▶ Your task
Format every line of the entries below as a Markdown table, skipping blank lines. Use a Row column for the row number and a Line column for the line.

▶ Material shown
(begin)
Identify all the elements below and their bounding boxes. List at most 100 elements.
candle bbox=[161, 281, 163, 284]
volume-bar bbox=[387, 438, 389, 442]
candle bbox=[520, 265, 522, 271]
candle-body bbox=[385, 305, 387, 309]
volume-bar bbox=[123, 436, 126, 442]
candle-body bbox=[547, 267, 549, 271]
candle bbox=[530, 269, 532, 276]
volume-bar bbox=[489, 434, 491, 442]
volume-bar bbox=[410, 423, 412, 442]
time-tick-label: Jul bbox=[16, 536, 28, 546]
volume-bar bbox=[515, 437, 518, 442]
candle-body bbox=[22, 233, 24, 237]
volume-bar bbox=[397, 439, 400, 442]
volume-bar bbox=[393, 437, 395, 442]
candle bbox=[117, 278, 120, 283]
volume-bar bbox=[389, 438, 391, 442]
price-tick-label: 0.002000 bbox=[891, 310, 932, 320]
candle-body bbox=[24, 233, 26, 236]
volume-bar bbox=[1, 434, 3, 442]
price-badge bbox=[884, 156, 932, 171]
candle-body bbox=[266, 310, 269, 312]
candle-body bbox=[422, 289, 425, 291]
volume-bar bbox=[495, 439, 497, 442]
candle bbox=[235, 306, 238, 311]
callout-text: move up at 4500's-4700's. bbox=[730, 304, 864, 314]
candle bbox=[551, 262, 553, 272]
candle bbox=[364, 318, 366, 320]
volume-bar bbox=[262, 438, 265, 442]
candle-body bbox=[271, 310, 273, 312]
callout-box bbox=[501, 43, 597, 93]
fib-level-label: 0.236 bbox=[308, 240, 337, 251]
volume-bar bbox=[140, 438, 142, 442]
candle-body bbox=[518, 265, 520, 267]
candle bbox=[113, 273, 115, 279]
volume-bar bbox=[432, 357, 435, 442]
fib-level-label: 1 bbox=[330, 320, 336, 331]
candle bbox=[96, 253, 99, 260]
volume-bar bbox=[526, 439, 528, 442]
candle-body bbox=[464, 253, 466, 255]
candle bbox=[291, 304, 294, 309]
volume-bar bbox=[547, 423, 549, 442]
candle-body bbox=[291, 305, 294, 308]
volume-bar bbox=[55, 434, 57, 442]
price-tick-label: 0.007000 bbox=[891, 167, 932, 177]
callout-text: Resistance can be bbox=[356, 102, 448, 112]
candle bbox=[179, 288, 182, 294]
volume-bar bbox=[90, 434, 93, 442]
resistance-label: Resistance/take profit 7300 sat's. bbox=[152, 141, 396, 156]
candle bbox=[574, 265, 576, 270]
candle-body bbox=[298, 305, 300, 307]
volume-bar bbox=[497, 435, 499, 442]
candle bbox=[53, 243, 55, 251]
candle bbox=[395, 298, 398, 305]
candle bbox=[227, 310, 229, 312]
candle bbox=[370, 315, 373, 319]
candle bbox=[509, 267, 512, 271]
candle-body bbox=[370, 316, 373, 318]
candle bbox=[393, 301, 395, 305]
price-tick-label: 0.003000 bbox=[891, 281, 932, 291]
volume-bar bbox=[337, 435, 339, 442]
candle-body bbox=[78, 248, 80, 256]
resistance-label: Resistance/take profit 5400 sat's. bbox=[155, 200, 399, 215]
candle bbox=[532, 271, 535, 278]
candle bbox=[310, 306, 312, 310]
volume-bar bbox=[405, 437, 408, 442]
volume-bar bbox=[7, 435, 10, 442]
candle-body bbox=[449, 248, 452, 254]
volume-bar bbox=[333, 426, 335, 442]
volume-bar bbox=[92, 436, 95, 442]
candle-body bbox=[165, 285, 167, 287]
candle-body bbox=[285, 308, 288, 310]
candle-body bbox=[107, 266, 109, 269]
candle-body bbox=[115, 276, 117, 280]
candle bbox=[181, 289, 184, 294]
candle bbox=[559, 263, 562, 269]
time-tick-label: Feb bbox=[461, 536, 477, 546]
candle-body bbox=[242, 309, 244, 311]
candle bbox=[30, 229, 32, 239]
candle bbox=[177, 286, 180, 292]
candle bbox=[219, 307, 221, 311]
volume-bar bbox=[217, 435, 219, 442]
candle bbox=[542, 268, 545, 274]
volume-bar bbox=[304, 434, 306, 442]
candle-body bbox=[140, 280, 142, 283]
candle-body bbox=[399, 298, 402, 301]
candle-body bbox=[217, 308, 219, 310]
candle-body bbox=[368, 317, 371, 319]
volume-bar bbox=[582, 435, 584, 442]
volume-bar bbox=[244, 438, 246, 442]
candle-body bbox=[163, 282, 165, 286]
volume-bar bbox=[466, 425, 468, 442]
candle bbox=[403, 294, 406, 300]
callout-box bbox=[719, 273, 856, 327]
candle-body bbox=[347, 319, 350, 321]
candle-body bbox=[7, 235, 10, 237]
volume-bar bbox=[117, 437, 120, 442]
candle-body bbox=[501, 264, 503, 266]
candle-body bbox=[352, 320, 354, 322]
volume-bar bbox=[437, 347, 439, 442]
(end)
▶ Solution below
| Row | Line |
|---|---|
| 1 | Identify all the elements below and their bounding boxes. List at most 100 elements. |
| 2 | candle bbox=[161, 281, 163, 284] |
| 3 | volume-bar bbox=[387, 438, 389, 442] |
| 4 | candle bbox=[520, 265, 522, 271] |
| 5 | candle-body bbox=[385, 305, 387, 309] |
| 6 | volume-bar bbox=[123, 436, 126, 442] |
| 7 | candle-body bbox=[547, 267, 549, 271] |
| 8 | candle bbox=[530, 269, 532, 276] |
| 9 | volume-bar bbox=[489, 434, 491, 442] |
| 10 | volume-bar bbox=[410, 423, 412, 442] |
| 11 | time-tick-label: Jul bbox=[16, 536, 28, 546] |
| 12 | volume-bar bbox=[515, 437, 518, 442] |
| 13 | candle-body bbox=[22, 233, 24, 237] |
| 14 | volume-bar bbox=[397, 439, 400, 442] |
| 15 | volume-bar bbox=[393, 437, 395, 442] |
| 16 | candle bbox=[117, 278, 120, 283] |
| 17 | volume-bar bbox=[389, 438, 391, 442] |
| 18 | price-tick-label: 0.002000 bbox=[891, 310, 932, 320] |
| 19 | candle-body bbox=[24, 233, 26, 236] |
| 20 | volume-bar bbox=[1, 434, 3, 442] |
| 21 | price-badge bbox=[884, 156, 932, 171] |
| 22 | candle-body bbox=[266, 310, 269, 312] |
| 23 | candle-body bbox=[422, 289, 425, 291] |
| 24 | volume-bar bbox=[495, 439, 497, 442] |
| 25 | candle bbox=[235, 306, 238, 311] |
| 26 | callout-text: move up at 4500's-4700's. bbox=[730, 304, 864, 314] |
| 27 | candle bbox=[551, 262, 553, 272] |
| 28 | candle bbox=[364, 318, 366, 320] |
| 29 | volume-bar bbox=[262, 438, 265, 442] |
| 30 | candle-body bbox=[271, 310, 273, 312] |
| 31 | callout-box bbox=[501, 43, 597, 93] |
| 32 | fib-level-label: 0.236 bbox=[308, 240, 337, 251] |
| 33 | volume-bar bbox=[140, 438, 142, 442] |
| 34 | candle-body bbox=[518, 265, 520, 267] |
| 35 | candle bbox=[113, 273, 115, 279] |
| 36 | volume-bar bbox=[432, 357, 435, 442] |
| 37 | fib-level-label: 1 bbox=[330, 320, 336, 331] |
| 38 | candle bbox=[96, 253, 99, 260] |
| 39 | volume-bar bbox=[526, 439, 528, 442] |
| 40 | candle-body bbox=[464, 253, 466, 255] |
| 41 | candle bbox=[291, 304, 294, 309] |
| 42 | volume-bar bbox=[547, 423, 549, 442] |
| 43 | candle-body bbox=[291, 305, 294, 308] |
| 44 | volume-bar bbox=[55, 434, 57, 442] |
| 45 | price-tick-label: 0.007000 bbox=[891, 167, 932, 177] |
| 46 | callout-text: Resistance can be bbox=[356, 102, 448, 112] |
| 47 | candle bbox=[179, 288, 182, 294] |
| 48 | volume-bar bbox=[90, 434, 93, 442] |
| 49 | resistance-label: Resistance/take profit 7300 sat's. bbox=[152, 141, 396, 156] |
| 50 | candle bbox=[574, 265, 576, 270] |
| 51 | candle-body bbox=[298, 305, 300, 307] |
| 52 | volume-bar bbox=[497, 435, 499, 442] |
| 53 | candle bbox=[53, 243, 55, 251] |
| 54 | candle bbox=[395, 298, 398, 305] |
| 55 | candle bbox=[227, 310, 229, 312] |
| 56 | candle bbox=[370, 315, 373, 319] |
| 57 | candle bbox=[509, 267, 512, 271] |
| 58 | candle-body bbox=[370, 316, 373, 318] |
| 59 | candle bbox=[393, 301, 395, 305] |
| 60 | price-tick-label: 0.003000 bbox=[891, 281, 932, 291] |
| 61 | volume-bar bbox=[337, 435, 339, 442] |
| 62 | candle-body bbox=[78, 248, 80, 256] |
| 63 | resistance-label: Resistance/take profit 5400 sat's. bbox=[155, 200, 399, 215] |
| 64 | candle bbox=[532, 271, 535, 278] |
| 65 | candle bbox=[310, 306, 312, 310] |
| 66 | volume-bar bbox=[405, 437, 408, 442] |
| 67 | volume-bar bbox=[7, 435, 10, 442] |
| 68 | candle-body bbox=[449, 248, 452, 254] |
| 69 | volume-bar bbox=[333, 426, 335, 442] |
| 70 | volume-bar bbox=[92, 436, 95, 442] |
| 71 | candle-body bbox=[165, 285, 167, 287] |
| 72 | candle-body bbox=[285, 308, 288, 310] |
| 73 | candle-body bbox=[107, 266, 109, 269] |
| 74 | candle-body bbox=[115, 276, 117, 280] |
| 75 | candle bbox=[181, 289, 184, 294] |
| 76 | candle bbox=[559, 263, 562, 269] |
| 77 | time-tick-label: Feb bbox=[461, 536, 477, 546] |
| 78 | candle-body bbox=[242, 309, 244, 311] |
| 79 | candle bbox=[30, 229, 32, 239] |
| 80 | candle bbox=[177, 286, 180, 292] |
| 81 | candle bbox=[219, 307, 221, 311] |
| 82 | volume-bar bbox=[217, 435, 219, 442] |
| 83 | candle bbox=[542, 268, 545, 274] |
| 84 | volume-bar bbox=[304, 434, 306, 442] |
| 85 | candle-body bbox=[140, 280, 142, 283] |
| 86 | candle-body bbox=[399, 298, 402, 301] |
| 87 | candle-body bbox=[217, 308, 219, 310] |
| 88 | candle-body bbox=[368, 317, 371, 319] |
| 89 | volume-bar bbox=[582, 435, 584, 442] |
| 90 | volume-bar bbox=[244, 438, 246, 442] |
| 91 | candle-body bbox=[163, 282, 165, 286] |
| 92 | volume-bar bbox=[466, 425, 468, 442] |
| 93 | candle bbox=[403, 294, 406, 300] |
| 94 | callout-box bbox=[719, 273, 856, 327] |
| 95 | candle-body bbox=[347, 319, 350, 321] |
| 96 | candle-body bbox=[7, 235, 10, 237] |
| 97 | volume-bar bbox=[117, 437, 120, 442] |
| 98 | candle-body bbox=[501, 264, 503, 266] |
| 99 | candle-body bbox=[352, 320, 354, 322] |
| 100 | volume-bar bbox=[437, 347, 439, 442] |